- **Material shown**
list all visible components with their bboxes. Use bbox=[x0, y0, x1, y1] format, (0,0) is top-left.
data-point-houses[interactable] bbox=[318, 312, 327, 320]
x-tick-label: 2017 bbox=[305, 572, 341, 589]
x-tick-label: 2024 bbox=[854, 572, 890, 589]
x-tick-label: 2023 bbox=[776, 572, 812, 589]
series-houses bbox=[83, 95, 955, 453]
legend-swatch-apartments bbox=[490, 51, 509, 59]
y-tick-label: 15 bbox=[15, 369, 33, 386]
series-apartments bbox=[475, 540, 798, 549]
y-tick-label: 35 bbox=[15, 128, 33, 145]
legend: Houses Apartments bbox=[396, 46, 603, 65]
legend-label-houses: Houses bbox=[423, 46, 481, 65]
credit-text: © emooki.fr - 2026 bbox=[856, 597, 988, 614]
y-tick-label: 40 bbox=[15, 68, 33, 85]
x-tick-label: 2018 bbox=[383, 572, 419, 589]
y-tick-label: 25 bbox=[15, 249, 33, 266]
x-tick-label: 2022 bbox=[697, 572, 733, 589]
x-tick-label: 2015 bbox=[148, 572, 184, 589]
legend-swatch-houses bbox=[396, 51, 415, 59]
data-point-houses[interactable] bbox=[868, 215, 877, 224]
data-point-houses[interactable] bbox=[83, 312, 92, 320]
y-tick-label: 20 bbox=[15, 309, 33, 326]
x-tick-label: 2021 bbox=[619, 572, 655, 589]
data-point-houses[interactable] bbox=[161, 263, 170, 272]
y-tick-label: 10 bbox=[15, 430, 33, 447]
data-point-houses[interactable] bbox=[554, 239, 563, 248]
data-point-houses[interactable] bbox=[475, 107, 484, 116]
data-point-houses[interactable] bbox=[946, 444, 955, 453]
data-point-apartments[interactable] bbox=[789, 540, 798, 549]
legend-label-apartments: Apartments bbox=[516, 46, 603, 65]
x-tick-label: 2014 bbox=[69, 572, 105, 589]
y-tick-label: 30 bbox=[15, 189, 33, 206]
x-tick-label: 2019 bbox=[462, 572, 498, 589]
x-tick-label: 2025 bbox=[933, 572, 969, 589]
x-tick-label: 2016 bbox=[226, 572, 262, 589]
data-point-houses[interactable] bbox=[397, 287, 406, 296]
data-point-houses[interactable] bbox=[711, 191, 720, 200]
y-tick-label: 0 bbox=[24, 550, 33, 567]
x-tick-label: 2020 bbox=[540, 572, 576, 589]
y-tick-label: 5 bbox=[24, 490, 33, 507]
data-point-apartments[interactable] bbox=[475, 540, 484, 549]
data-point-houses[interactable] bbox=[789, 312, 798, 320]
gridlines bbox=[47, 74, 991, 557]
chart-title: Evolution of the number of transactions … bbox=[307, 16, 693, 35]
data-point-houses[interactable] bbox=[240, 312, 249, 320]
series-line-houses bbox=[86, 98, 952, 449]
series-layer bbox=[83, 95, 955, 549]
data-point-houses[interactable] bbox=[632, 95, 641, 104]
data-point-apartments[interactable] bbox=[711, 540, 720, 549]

- **Exercise prompt**
State how many lines of the data above contain the string "swatch", treating uppercase and lowercase letters as distinct. Reply with the number alone.

- **Task result**
2